### Aim of the task
Please print all of the material below, word for word.

### Data lines

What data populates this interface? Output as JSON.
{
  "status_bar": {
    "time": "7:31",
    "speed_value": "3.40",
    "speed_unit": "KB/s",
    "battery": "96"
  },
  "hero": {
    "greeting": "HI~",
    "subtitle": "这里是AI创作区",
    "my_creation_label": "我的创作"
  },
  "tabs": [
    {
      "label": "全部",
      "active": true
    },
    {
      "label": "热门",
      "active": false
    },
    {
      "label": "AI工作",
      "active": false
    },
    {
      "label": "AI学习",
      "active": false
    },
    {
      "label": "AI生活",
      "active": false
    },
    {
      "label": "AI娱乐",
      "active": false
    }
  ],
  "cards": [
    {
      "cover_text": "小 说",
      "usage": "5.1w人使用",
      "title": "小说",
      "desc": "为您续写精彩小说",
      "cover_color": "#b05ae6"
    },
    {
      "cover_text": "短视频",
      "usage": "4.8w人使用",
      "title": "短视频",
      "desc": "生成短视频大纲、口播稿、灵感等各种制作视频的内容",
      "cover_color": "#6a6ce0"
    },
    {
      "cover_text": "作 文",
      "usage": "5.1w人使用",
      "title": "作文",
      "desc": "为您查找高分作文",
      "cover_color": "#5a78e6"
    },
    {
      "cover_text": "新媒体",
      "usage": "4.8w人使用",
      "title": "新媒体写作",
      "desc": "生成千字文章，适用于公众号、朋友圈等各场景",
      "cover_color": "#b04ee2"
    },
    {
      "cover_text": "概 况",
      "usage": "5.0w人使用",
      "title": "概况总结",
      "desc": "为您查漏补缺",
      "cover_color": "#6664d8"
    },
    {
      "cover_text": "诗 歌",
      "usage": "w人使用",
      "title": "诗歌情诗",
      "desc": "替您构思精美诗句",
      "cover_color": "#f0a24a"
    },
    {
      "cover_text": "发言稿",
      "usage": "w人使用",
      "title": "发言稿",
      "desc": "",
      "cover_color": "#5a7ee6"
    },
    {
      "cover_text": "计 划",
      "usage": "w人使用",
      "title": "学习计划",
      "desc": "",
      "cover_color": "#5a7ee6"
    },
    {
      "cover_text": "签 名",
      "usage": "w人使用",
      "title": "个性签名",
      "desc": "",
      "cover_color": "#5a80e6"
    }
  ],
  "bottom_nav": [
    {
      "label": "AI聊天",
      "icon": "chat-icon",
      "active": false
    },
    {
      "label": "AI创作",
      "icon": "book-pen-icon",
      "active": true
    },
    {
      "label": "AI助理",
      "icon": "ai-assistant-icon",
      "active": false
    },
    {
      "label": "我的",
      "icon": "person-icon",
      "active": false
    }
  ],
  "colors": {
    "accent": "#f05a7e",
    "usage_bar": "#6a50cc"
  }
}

### Task response
What data populates this interface? Output as JSON.
{
  "status_bar": {
    "time": "7:31",
    "speed_value": "3.40",
    "speed_unit": "KB/s",
    "battery": "96"
  },
  "hero": {
    "greeting": "HI~",
    "subtitle": "这里是AI创作区",
    "my_creation_label": "我的创作"
  },
  "tabs": [
    {
      "label": "全部",
      "active": true
    },
    {
      "label": "热门",
      "active": false
    },
    {
      "label": "AI工作",
      "active": false
    },
    {
      "label": "AI学习",
      "active": false
    },
    {
      "label": "AI生活",
      "active": false
    },
    {
      "label": "AI娱乐",
      "active": false
    }
  ],
  "cards": [
    {
      "cover_text": "小 说",
      "usage": "5.1w人使用",
      "title": "小说",
      "desc": "为您续写精彩小说",
      "cover_color": "#b05ae6"
    },
    {
      "cover_text": "短视频",
      "usage": "4.8w人使用",
      "title": "短视频",
      "desc": "生成短视频大纲、口播稿、灵感等各种制作视频的内容",
      "cover_color": "#6a6ce0"
    },
    {
      "cover_text": "作 文",
      "usage": "5.1w人使用",
      "title": "作文",
      "desc": "为您查找高分作文",
      "cover_color": "#5a78e6"
    },
    {
      "cover_text": "新媒体",
      "usage": "4.8w人使用",
      "title": "新媒体写作",
      "desc": "生成千字文章，适用于公众号、朋友圈等各场景",
      "cover_color": "#b04ee2"
    },
    {
      "cover_text": "概 况",
      "usage": "5.0w人使用",
      "title": "概况总结",
      "desc": "为您查漏补缺",
      "cover_color": "#6664d8"
    },
    {
      "cover_text": "诗 歌",
      "usage": "w人使用",
      "title": "诗歌情诗",
      "desc": "替您构思精美诗句",
      "cover_color": "#f0a24a"
    },
    {
      "cover_text": "发言稿",
      "usage": "w人使用",
      "title": "发言稿",
      "desc": "",
      "cover_color": "#5a7ee6"
    },
    {
      "cover_text": "计 划",
      "usage": "w人使用",
      "title": "学习计划",
      "desc": "",
      "cover_color": "#5a7ee6"
    },
    {
      "cover_text": "签 名",
      "usage": "w人使用",
      "title": "个性签名",
      "desc": "",
      "cover_color": "#5a80e6"
    }
  ],
  "bottom_nav": [
    {
      "label": "AI聊天",
      "icon": "chat-icon",
      "active": false
    },
    {
      "label": "AI创作",
      "icon": "book-pen-icon",
      "active": true
    },
    {
      "label": "AI助理",
      "icon": "ai-assistant-icon",
      "active": false
    },
    {
      "label": "我的",
      "icon": "person-icon",
      "active": false
    }
  ],
  "colors": {
    "accent": "#f05a7e",
    "usage_bar": "#6a50cc"
  }
}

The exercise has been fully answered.